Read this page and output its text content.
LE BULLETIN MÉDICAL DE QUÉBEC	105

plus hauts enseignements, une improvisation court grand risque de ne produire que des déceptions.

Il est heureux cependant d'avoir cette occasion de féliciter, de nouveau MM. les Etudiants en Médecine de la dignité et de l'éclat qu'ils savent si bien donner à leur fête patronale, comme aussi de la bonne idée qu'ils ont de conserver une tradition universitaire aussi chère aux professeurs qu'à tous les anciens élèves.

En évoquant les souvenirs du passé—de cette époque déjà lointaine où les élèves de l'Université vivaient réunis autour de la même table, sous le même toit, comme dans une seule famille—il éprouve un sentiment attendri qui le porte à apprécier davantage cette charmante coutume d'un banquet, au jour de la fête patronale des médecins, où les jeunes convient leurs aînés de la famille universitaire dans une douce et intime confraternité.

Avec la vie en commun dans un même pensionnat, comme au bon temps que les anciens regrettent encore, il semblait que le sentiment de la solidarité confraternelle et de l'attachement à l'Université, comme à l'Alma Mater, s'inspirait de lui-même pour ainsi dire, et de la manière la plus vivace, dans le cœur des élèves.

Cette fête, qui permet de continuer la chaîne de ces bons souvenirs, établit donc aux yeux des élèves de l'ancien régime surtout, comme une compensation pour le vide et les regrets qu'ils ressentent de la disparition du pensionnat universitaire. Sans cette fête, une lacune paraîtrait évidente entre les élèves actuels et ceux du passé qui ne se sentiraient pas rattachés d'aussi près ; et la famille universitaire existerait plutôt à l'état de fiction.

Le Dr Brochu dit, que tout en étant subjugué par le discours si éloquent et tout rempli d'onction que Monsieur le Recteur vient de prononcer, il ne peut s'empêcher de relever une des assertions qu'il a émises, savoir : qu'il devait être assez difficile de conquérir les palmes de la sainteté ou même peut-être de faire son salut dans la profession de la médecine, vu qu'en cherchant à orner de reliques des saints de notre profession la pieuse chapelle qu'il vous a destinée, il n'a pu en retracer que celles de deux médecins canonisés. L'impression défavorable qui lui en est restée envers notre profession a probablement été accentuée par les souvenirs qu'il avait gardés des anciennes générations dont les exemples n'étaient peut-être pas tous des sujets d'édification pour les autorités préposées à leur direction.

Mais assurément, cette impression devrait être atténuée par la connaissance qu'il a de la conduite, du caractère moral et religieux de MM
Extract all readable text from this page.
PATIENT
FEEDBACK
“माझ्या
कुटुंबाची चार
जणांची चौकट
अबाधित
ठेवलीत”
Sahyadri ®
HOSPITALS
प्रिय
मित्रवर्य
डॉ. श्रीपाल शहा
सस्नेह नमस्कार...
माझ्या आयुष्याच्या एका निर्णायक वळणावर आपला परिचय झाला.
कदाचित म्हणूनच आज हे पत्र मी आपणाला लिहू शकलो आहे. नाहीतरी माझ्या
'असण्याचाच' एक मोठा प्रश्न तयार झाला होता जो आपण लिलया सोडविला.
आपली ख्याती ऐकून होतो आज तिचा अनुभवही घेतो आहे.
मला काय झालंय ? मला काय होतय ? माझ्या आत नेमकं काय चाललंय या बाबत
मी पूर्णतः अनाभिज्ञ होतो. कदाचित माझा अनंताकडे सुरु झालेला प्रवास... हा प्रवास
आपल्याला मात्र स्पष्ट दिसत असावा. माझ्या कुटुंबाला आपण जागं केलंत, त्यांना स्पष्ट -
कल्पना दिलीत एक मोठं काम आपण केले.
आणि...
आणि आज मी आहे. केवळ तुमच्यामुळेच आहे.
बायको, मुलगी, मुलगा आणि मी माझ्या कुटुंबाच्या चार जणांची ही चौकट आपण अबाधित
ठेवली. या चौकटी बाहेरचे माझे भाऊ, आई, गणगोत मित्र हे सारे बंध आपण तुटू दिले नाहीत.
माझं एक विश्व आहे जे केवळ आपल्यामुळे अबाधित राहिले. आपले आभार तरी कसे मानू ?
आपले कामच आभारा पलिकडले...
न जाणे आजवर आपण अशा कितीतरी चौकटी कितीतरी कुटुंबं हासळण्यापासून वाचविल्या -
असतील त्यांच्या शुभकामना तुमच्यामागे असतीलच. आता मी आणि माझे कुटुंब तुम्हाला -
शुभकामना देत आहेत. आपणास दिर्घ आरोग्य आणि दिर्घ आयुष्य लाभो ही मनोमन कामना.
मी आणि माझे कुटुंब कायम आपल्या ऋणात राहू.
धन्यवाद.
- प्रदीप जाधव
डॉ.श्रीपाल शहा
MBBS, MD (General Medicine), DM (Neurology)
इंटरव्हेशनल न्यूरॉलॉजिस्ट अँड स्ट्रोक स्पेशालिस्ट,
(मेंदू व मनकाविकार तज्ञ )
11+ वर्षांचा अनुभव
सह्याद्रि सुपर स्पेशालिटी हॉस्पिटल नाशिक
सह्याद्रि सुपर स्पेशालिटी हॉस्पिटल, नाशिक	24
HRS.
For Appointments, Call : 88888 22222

☆ ☆ ☆

Type out the material again exactly as presented.

Read this page and output its text content.
LE BULLETIN MÉDICAL DE QUÉBEC	105

plus hauts enseignements, une improvisation court grand risque de ne produire que des déceptions.

Il est heureux cependant d'avoir cette occasion de féliciter, de nouveau MM. les Etudiants en Médecine de la dignité et de l'éclat qu'ils savent si bien donner à leur fête patronale, comme aussi de la bonne idée qu'ils ont de conserver une tradition universitaire aussi chère aux professeurs qu'à tous les anciens élèves.

En évoquant les souvenirs du passé—de cette époque déjà lointaine où les élèves de l'Université vivaient réunis autour de la même table, sous le même toit, comme dans une seule famille—il éprouve un sentiment attendri qui le porte à apprécier davantage cette charmante coutume d'un banquet, au jour de la fête patronale des médecins, où les jeunes convient leurs aînés de la famille universitaire dans une douce et intime confraternité.

Avec la vie en commun dans un même pensionnat, comme au bon temps que les anciens regrettent encore, il semblait que le sentiment de la solidarité confraternelle et de l'attachement à l'Université, comme à l'Alma Mater, s'inspirait de lui-même pour ainsi dire, et de la manière la plus vivace, dans le cœur des élèves.

Cette fête, qui permet de continuer la chaîne de ces bons souvenirs, établit donc aux yeux des élèves de l'ancien régime surtout, comme une compensation pour le vide et les regrets qu'ils ressentent de la disparition du pensionnat universitaire. Sans cette fête, une lacune paraîtrait évidente entre les élèves actuels et ceux du passé qui ne se sentiraient pas rattachés d'aussi près ; et la famille universitaire existerait plutôt à l'état de fiction.

Le Dr Brochu dit, que tout en étant subjugué par le discours si éloquent et tout rempli d'onction que Monsieur le Recteur vient de prononcer, il ne peut s'empêcher de relever une des assertions qu'il a émises, savoir : qu'il devait être assez difficile de conquérir les palmes de la sainteté ou même peut-être de faire son salut dans la profession de la médecine, vu qu'en cherchant à orner de reliques des saints de notre profession la pieuse chapelle qu'il vous a destinée, il n'a pu en retracer que celles de deux médecins canonisés. L'impression défavorable qui lui en est restée envers notre profession a probablement été accentuée par les souvenirs qu'il avait gardés des anciennes générations dont les exemples n'étaient peut-être pas tous des sujets d'édification pour les autorités préposées à leur direction.

Mais assurément, cette impression devrait être atténuée par la connaissance qu'il a de la conduite, du caractère moral et religieux de MM
Extract all readable text from this page.
PATIENT
FEEDBACK
“माझ्या
कुटुंबाची चार
जणांची चौकट
अबाधित
ठेवलीत”
Sahyadri ®
HOSPITALS
प्रिय
मित्रवर्य
डॉ. श्रीपाल शहा
सस्नेह नमस्कार...
माझ्या आयुष्याच्या एका निर्णायक वळणावर आपला परिचय झाला.
कदाचित म्हणूनच आज हे पत्र मी आपणाला लिहू शकलो आहे. नाहीतरी माझ्या
'असण्याचाच' एक मोठा प्रश्न तयार झाला होता जो आपण लिलया सोडविला.
आपली ख्याती ऐकून होतो आज तिचा अनुभवही घेतो आहे.
मला काय झालंय ? मला काय होतय ? माझ्या आत नेमकं काय चाललंय या बाबत
मी पूर्णतः अनाभिज्ञ होतो. कदाचित माझा अनंताकडे सुरु झालेला प्रवास... हा प्रवास
आपल्याला मात्र स्पष्ट दिसत असावा. माझ्या कुटुंबाला आपण जागं केलंत, त्यांना स्पष्ट -
कल्पना दिलीत एक मोठं काम आपण केले.
आणि...
आणि आज मी आहे. केवळ तुमच्यामुळेच आहे.
बायको, मुलगी, मुलगा आणि मी माझ्या कुटुंबाच्या चार जणांची ही चौकट आपण अबाधित
ठेवली. या चौकटी बाहेरचे माझे भाऊ, आई, गणगोत मित्र हे सारे बंध आपण तुटू दिले नाहीत.
माझं एक विश्व आहे जे केवळ आपल्यामुळे अबाधित राहिले. आपले आभार तरी कसे मानू ?
आपले कामच आभारा पलिकडले...
न जाणे आजवर आपण अशा कितीतरी चौकटी कितीतरी कुटुंबं हासळण्यापासून वाचविल्या -
असतील त्यांच्या शुभकामना तुमच्यामागे असतीलच. आता मी आणि माझे कुटुंब तुम्हाला -
शुभकामना देत आहेत. आपणास दिर्घ आरोग्य आणि दिर्घ आयुष्य लाभो ही मनोमन कामना.
मी आणि माझे कुटुंब कायम आपल्या ऋणात राहू.
धन्यवाद.
- प्रदीप जाधव
डॉ.श्रीपाल शहा
MBBS, MD (General Medicine), DM (Neurology)
इंटरव्हेशनल न्यूरॉलॉजिस्ट अँड स्ट्रोक स्पेशालिस्ट,
(मेंदू व मनकाविकार तज्ञ )
11+ वर्षांचा अनुभव
सह्याद्रि सुपर स्पेशालिटी हॉस्पिटल नाशिक
सह्याद्रि सुपर स्पेशालिटी हॉस्पिटल, नाशिक	24
HRS.
For Appointments, Call : 88888 22222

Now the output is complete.